Short exercise:
Write the entries out again exactly as they stand, but without the pictures.

-- start --

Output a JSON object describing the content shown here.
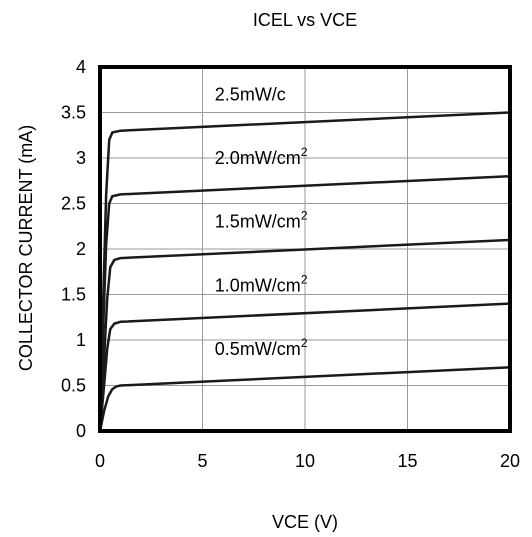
{
  "chart_data": {
    "type": "line",
    "title": "ICEL vs VCE",
    "xlabel": "VCE (V)",
    "ylabel": "COLLECTOR CURRENT (mA)",
    "xlim": [
      0,
      20
    ],
    "ylim": [
      0,
      4
    ],
    "x_ticks": [
      "0",
      "5",
      "10",
      "15",
      "20"
    ],
    "y_ticks": [
      "0",
      "0.5",
      "1",
      "1.5",
      "2",
      "2.5",
      "3",
      "3.5",
      "4"
    ],
    "grid": true,
    "legend": "none",
    "line_color": "#1a1a1a",
    "series": [
      {
        "label_main": "0.5mW/cm",
        "label_sup": "2",
        "x": [
          0,
          0.2,
          0.4,
          0.6,
          0.8,
          1.0,
          20
        ],
        "y": [
          0,
          0.22,
          0.38,
          0.46,
          0.49,
          0.5,
          0.7
        ]
      },
      {
        "label_main": "1.0mW/cm",
        "label_sup": "2",
        "x": [
          0,
          0.2,
          0.35,
          0.5,
          0.7,
          1.0,
          20
        ],
        "y": [
          0,
          0.5,
          0.9,
          1.12,
          1.18,
          1.2,
          1.4
        ]
      },
      {
        "label_main": "1.5mW/cm",
        "label_sup": "2",
        "x": [
          0,
          0.2,
          0.35,
          0.5,
          0.7,
          1.0,
          20
        ],
        "y": [
          0,
          0.8,
          1.45,
          1.8,
          1.88,
          1.9,
          2.1
        ]
      },
      {
        "label_main": "2.0mW/cm",
        "label_sup": "2",
        "x": [
          0,
          0.15,
          0.3,
          0.45,
          0.6,
          1.0,
          20
        ],
        "y": [
          0,
          1.1,
          2.05,
          2.5,
          2.58,
          2.6,
          2.8
        ]
      },
      {
        "label_main": "2.5mW/c",
        "label_sup": "",
        "x": [
          0,
          0.15,
          0.3,
          0.45,
          0.6,
          1.0,
          20
        ],
        "y": [
          0,
          1.4,
          2.6,
          3.2,
          3.28,
          3.3,
          3.5
        ]
      }
    ]
  }
}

-- end --

Solution below:
Output a JSON object describing the content shown here.
{
  "chart_data": {
    "type": "line",
    "title": "ICEL vs VCE",
    "xlabel": "VCE (V)",
    "ylabel": "COLLECTOR CURRENT (mA)",
    "xlim": [
      0,
      20
    ],
    "ylim": [
      0,
      4
    ],
    "x_ticks": [
      "0",
      "5",
      "10",
      "15",
      "20"
    ],
    "y_ticks": [
      "0",
      "0.5",
      "1",
      "1.5",
      "2",
      "2.5",
      "3",
      "3.5",
      "4"
    ],
    "grid": true,
    "legend": "none",
    "line_color": "#1a1a1a",
    "series": [
      {
        "label_main": "0.5mW/cm",
        "label_sup": "2",
        "x": [
          0,
          0.2,
          0.4,
          0.6,
          0.8,
          1.0,
          20
        ],
        "y": [
          0,
          0.22,
          0.38,
          0.46,
          0.49,
          0.5,
          0.7
        ]
      },
      {
        "label_main": "1.0mW/cm",
        "label_sup": "2",
        "x": [
          0,
          0.2,
          0.35,
          0.5,
          0.7,
          1.0,
          20
        ],
        "y": [
          0,
          0.5,
          0.9,
          1.12,
          1.18,
          1.2,
          1.4
        ]
      },
      {
        "label_main": "1.5mW/cm",
        "label_sup": "2",
        "x": [
          0,
          0.2,
          0.35,
          0.5,
          0.7,
          1.0,
          20
        ],
        "y": [
          0,
          0.8,
          1.45,
          1.8,
          1.88,
          1.9,
          2.1
        ]
      },
      {
        "label_main": "2.0mW/cm",
        "label_sup": "2",
        "x": [
          0,
          0.15,
          0.3,
          0.45,
          0.6,
          1.0,
          20
        ],
        "y": [
          0,
          1.1,
          2.05,
          2.5,
          2.58,
          2.6,
          2.8
        ]
      },
      {
        "label_main": "2.5mW/c",
        "label_sup": "",
        "x": [
          0,
          0.15,
          0.3,
          0.45,
          0.6,
          1.0,
          20
        ],
        "y": [
          0,
          1.4,
          2.6,
          3.2,
          3.28,
          3.3,
          3.5
        ]
      }
    ]
  }
}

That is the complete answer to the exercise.